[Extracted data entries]
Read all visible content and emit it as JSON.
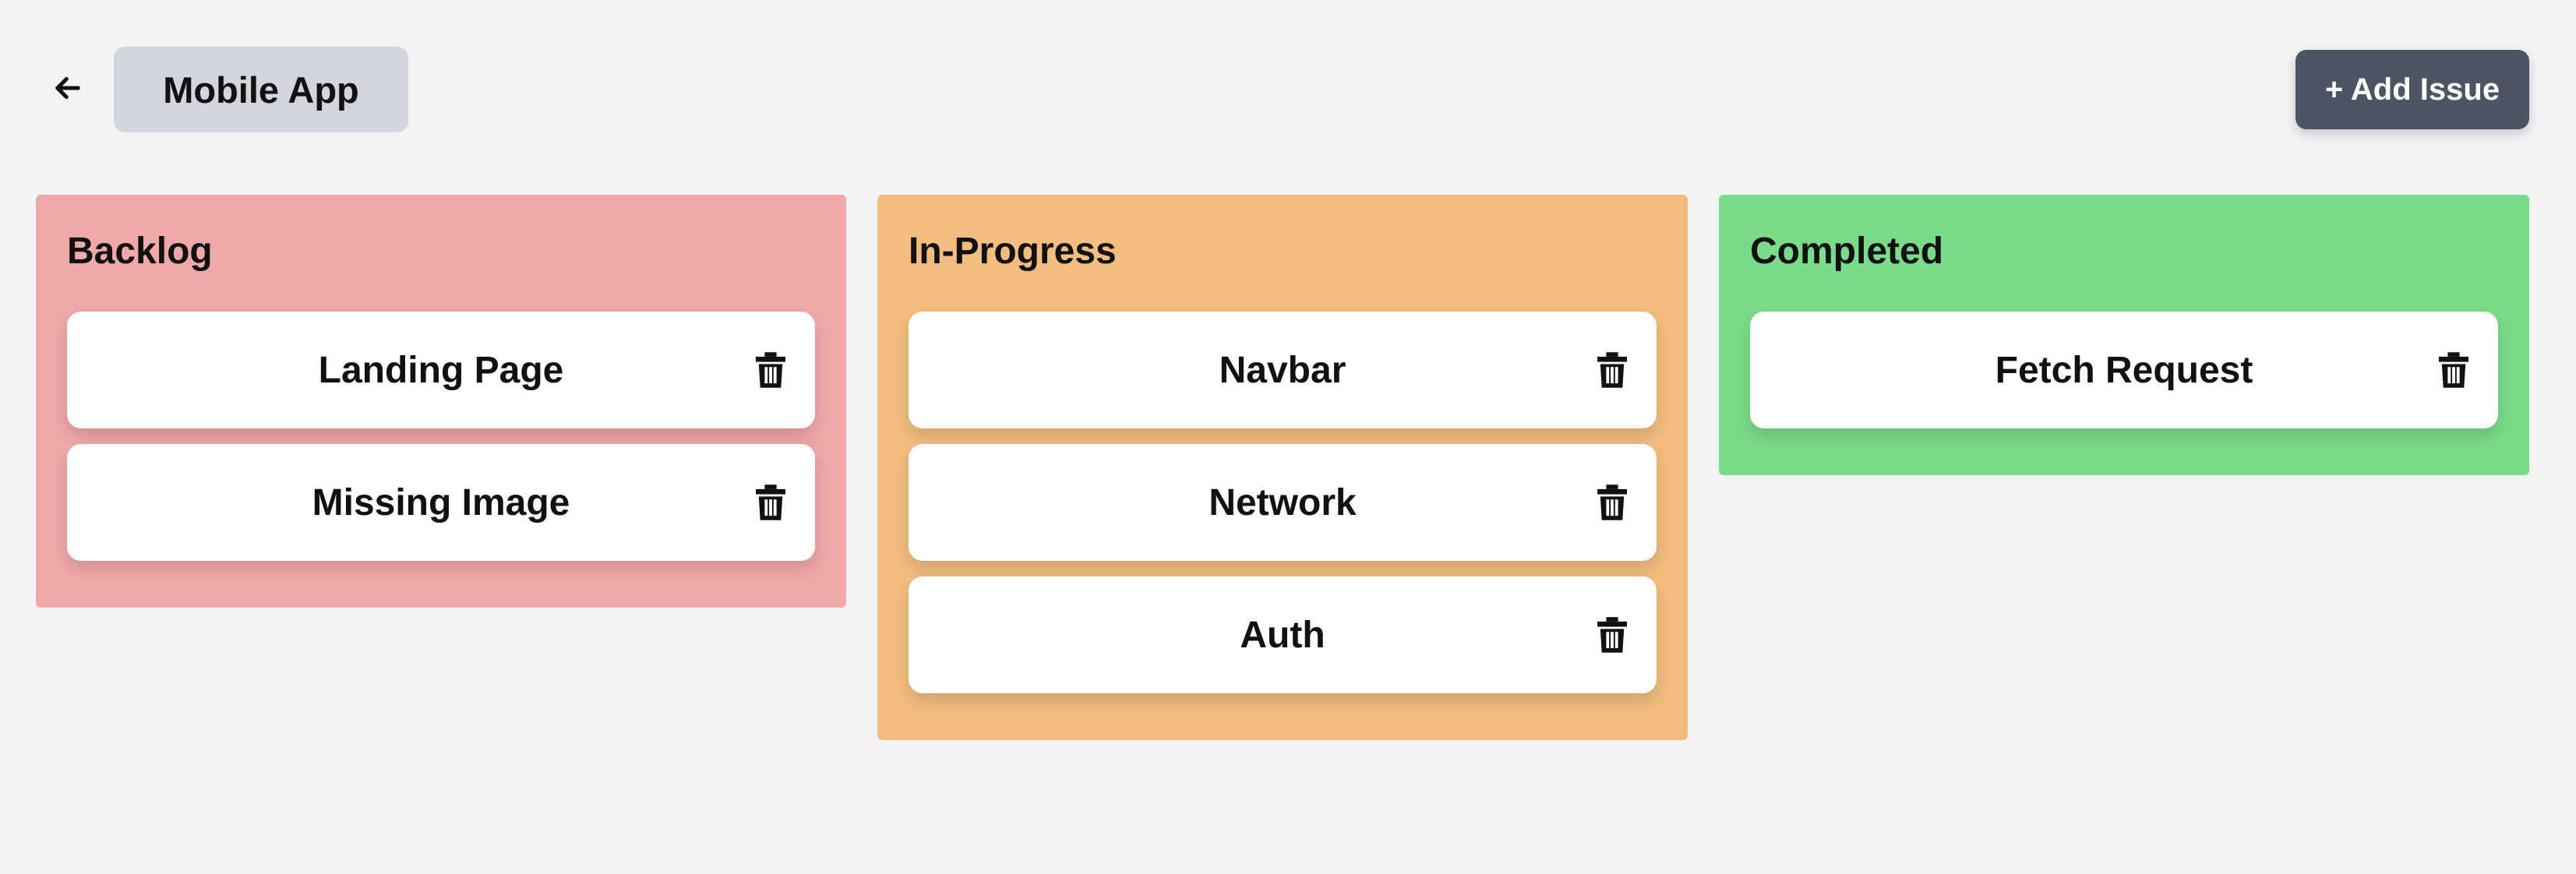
{
  "header": {
    "project_name": "Mobile App",
    "add_issue_label": "+ Add Issue",
    "back_icon": "arrow-left-icon"
  },
  "columns": [
    {
      "title": "Backlog",
      "color": "#f0a8a8",
      "cards": [
        {
          "title": "Landing Page"
        },
        {
          "title": "Missing Image"
        }
      ]
    },
    {
      "title": "In-Progress",
      "color": "#f2bd7e",
      "cards": [
        {
          "title": "Navbar"
        },
        {
          "title": "Network"
        },
        {
          "title": "Auth"
        }
      ]
    },
    {
      "title": "Completed",
      "color": "#7adb8a",
      "cards": [
        {
          "title": "Fetch Request"
        }
      ]
    }
  ],
  "colors": {
    "background": "#f2f3f5",
    "chip": "#d2d5db",
    "primary_button": "#4b5563",
    "card": "#ffffff"
  },
  "icons": {
    "delete": "trash-icon"
  }
}
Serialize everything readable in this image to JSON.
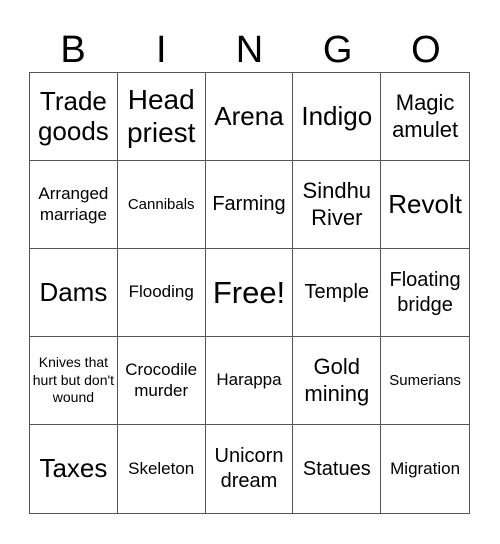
{
  "header": {
    "letters": [
      "B",
      "I",
      "N",
      "G",
      "O"
    ]
  },
  "cells": [
    "Trade goods",
    "Head priest",
    "Arena",
    "Indigo",
    "Magic amulet",
    "Arranged marriage",
    "Cannibals",
    "Farming",
    "Sindhu River",
    "Revolt",
    "Dams",
    "Flooding",
    "Free!",
    "Temple",
    "Floating bridge",
    "Knives that hurt but don't wound",
    "Crocodile murder",
    "Harappa",
    "Gold mining",
    "Sumerians",
    "Taxes",
    "Skeleton",
    "Unicorn dream",
    "Statues",
    "Migration"
  ]
}
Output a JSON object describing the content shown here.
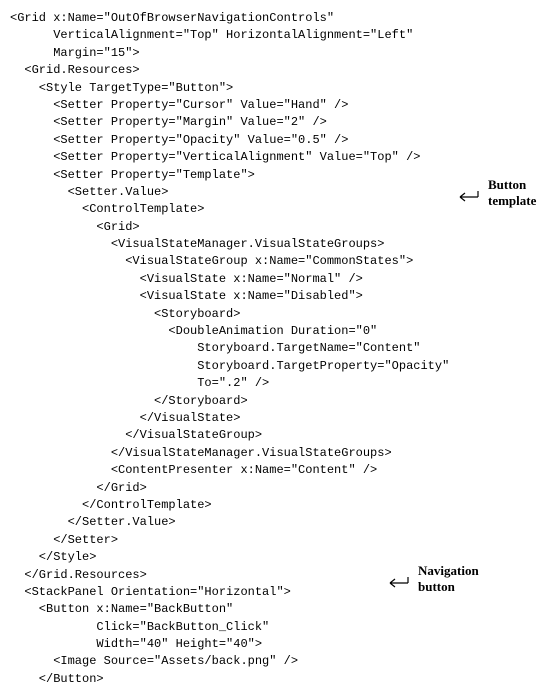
{
  "code": {
    "lines": [
      "<Grid x:Name=\"OutOfBrowserNavigationControls\"",
      "      VerticalAlignment=\"Top\" HorizontalAlignment=\"Left\"",
      "      Margin=\"15\">",
      "  <Grid.Resources>",
      "    <Style TargetType=\"Button\">",
      "      <Setter Property=\"Cursor\" Value=\"Hand\" />",
      "      <Setter Property=\"Margin\" Value=\"2\" />",
      "      <Setter Property=\"Opacity\" Value=\"0.5\" />",
      "      <Setter Property=\"VerticalAlignment\" Value=\"Top\" />",
      "      <Setter Property=\"Template\">",
      "        <Setter.Value>",
      "          <ControlTemplate>",
      "            <Grid>",
      "              <VisualStateManager.VisualStateGroups>",
      "                <VisualStateGroup x:Name=\"CommonStates\">",
      "                  <VisualState x:Name=\"Normal\" />",
      "                  <VisualState x:Name=\"Disabled\">",
      "                    <Storyboard>",
      "                      <DoubleAnimation Duration=\"0\"",
      "                          Storyboard.TargetName=\"Content\"",
      "                          Storyboard.TargetProperty=\"Opacity\"",
      "                          To=\".2\" />",
      "                    </Storyboard>",
      "                  </VisualState>",
      "                </VisualStateGroup>",
      "              </VisualStateManager.VisualStateGroups>",
      "              <ContentPresenter x:Name=\"Content\" />",
      "            </Grid>",
      "          </ControlTemplate>",
      "        </Setter.Value>",
      "      </Setter>",
      "    </Style>",
      "  </Grid.Resources>",
      "  <StackPanel Orientation=\"Horizontal\">",
      "    <Button x:Name=\"BackButton\"",
      "            Click=\"BackButton_Click\"",
      "            Width=\"40\" Height=\"40\">",
      "      <Image Source=\"Assets/back.png\" />",
      "    </Button>"
    ]
  },
  "annotations": {
    "a1": {
      "line1": "Button",
      "line2": "template"
    },
    "a2": {
      "line1": "Navigation",
      "line2": "button"
    }
  }
}
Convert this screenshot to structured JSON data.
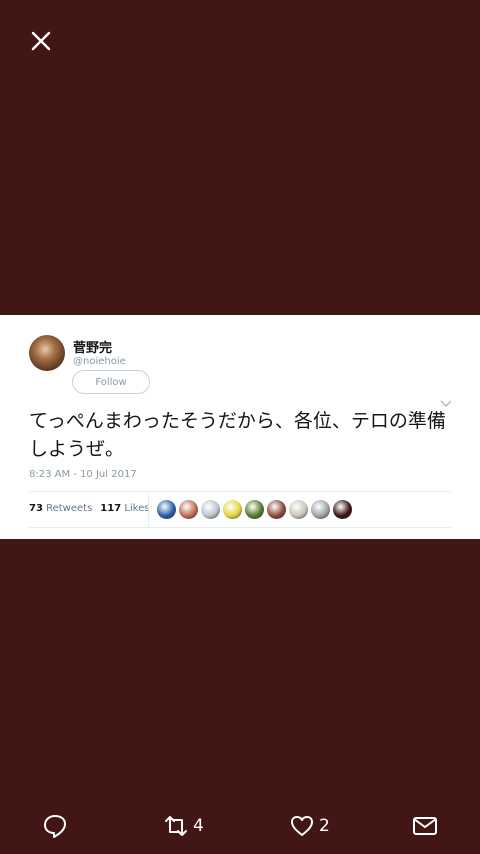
{
  "viewer": {
    "close_icon": "close-icon"
  },
  "tweet": {
    "display_name": "菅野完",
    "handle": "@noiehoie",
    "follow_label": "Follow",
    "text": "てっぺんまわったそうだから、各位、テロの準備しようぜ。",
    "timestamp": "8:23 AM - 10 Jul 2017",
    "retweets_count": "73",
    "retweets_label": "Retweets",
    "likes_count": "117",
    "likes_label": "Likes",
    "likers": [
      "#2a5ea8",
      "#c06a55",
      "#b9c4cc",
      "#e0d63a",
      "#5a7a2e",
      "#8a4b3c",
      "#c9c4b8",
      "#a0a4a8",
      "#3a1414"
    ]
  },
  "toolbar": {
    "reply_icon": "reply-icon",
    "retweet_icon": "retweet-icon",
    "retweet_count": "4",
    "like_icon": "heart-icon",
    "like_count": "2",
    "dm_icon": "mail-icon"
  }
}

# REQUIREMENTS
Without the pictures, repeat all the records word for word.

# RESPONSE
Read all visible content and emit it as JSON.
{
  "header": {
    "project_name": "Mobile App",
    "add_issue_label": "+ Add Issue",
    "back_icon": "arrow-left-icon"
  },
  "columns": [
    {
      "title": "Backlog",
      "color": "#f0a8a8",
      "cards": [
        {
          "title": "Landing Page"
        },
        {
          "title": "Missing Image"
        }
      ]
    },
    {
      "title": "In-Progress",
      "color": "#f2bd7e",
      "cards": [
        {
          "title": "Navbar"
        },
        {
          "title": "Network"
        },
        {
          "title": "Auth"
        }
      ]
    },
    {
      "title": "Completed",
      "color": "#7adb8a",
      "cards": [
        {
          "title": "Fetch Request"
        }
      ]
    }
  ],
  "colors": {
    "background": "#f2f3f5",
    "chip": "#d2d5db",
    "primary_button": "#4b5563",
    "card": "#ffffff"
  },
  "icons": {
    "delete": "trash-icon"
  }
}
Serialize everything readable in this image to JSON.
{
  "header": {
    "letters": [
      "B",
      "I",
      "N",
      "G",
      "O"
    ]
  },
  "cells": [
    "Trade goods",
    "Head priest",
    "Arena",
    "Indigo",
    "Magic amulet",
    "Arranged marriage",
    "Cannibals",
    "Farming",
    "Sindhu River",
    "Revolt",
    "Dams",
    "Flooding",
    "Free!",
    "Temple",
    "Floating bridge",
    "Knives that hurt but don't wound",
    "Crocodile murder",
    "Harappa",
    "Gold mining",
    "Sumerians",
    "Taxes",
    "Skeleton",
    "Unicorn dream",
    "Statues",
    "Migration"
  ]
}
Output a JSON object describing the content shown here.
{
  "code": {
    "lines": [
      "<Grid x:Name=\"OutOfBrowserNavigationControls\"",
      "      VerticalAlignment=\"Top\" HorizontalAlignment=\"Left\"",
      "      Margin=\"15\">",
      "  <Grid.Resources>",
      "    <Style TargetType=\"Button\">",
      "      <Setter Property=\"Cursor\" Value=\"Hand\" />",
      "      <Setter Property=\"Margin\" Value=\"2\" />",
      "      <Setter Property=\"Opacity\" Value=\"0.5\" />",
      "      <Setter Property=\"VerticalAlignment\" Value=\"Top\" />",
      "      <Setter Property=\"Template\">",
      "        <Setter.Value>",
      "          <ControlTemplate>",
      "            <Grid>",
      "              <VisualStateManager.VisualStateGroups>",
      "                <VisualStateGroup x:Name=\"CommonStates\">",
      "                  <VisualState x:Name=\"Normal\" />",
      "                  <VisualState x:Name=\"Disabled\">",
      "                    <Storyboard>",
      "                      <DoubleAnimation Duration=\"0\"",
      "                          Storyboard.TargetName=\"Content\"",
      "                          Storyboard.TargetProperty=\"Opacity\"",
      "                          To=\".2\" />",
      "                    </Storyboard>",
      "                  </VisualState>",
      "                </VisualStateGroup>",
      "              </VisualStateManager.VisualStateGroups>",
      "              <ContentPresenter x:Name=\"Content\" />",
      "            </Grid>",
      "          </ControlTemplate>",
      "        </Setter.Value>",
      "      </Setter>",
      "    </Style>",
      "  </Grid.Resources>",
      "  <StackPanel Orientation=\"Horizontal\">",
      "    <Button x:Name=\"BackButton\"",
      "            Click=\"BackButton_Click\"",
      "            Width=\"40\" Height=\"40\">",
      "      <Image Source=\"Assets/back.png\" />",
      "    </Button>"
    ]
  },
  "annotations": {
    "a1": {
      "line1": "Button",
      "line2": "template"
    },
    "a2": {
      "line1": "Navigation",
      "line2": "button"
    }
  }
}
Convert this screenshot to structured JSON data.
{
  "viewer": {
    "close_icon": "close-icon"
  },
  "tweet": {
    "display_name": "菅野完",
    "handle": "@noiehoie",
    "follow_label": "Follow",
    "text": "てっぺんまわったそうだから、各位、テロの準備しようぜ。",
    "timestamp": "8:23 AM - 10 Jul 2017",
    "retweets_count": "73",
    "retweets_label": "Retweets",
    "likes_count": "117",
    "likes_label": "Likes",
    "likers": [
      "#2a5ea8",
      "#c06a55",
      "#b9c4cc",
      "#e0d63a",
      "#5a7a2e",
      "#8a4b3c",
      "#c9c4b8",
      "#a0a4a8",
      "#3a1414"
    ]
  },
  "toolbar": {
    "reply_icon": "reply-icon",
    "retweet_icon": "retweet-icon",
    "retweet_count": "4",
    "like_icon": "heart-icon",
    "like_count": "2",
    "dm_icon": "mail-icon"
  }
}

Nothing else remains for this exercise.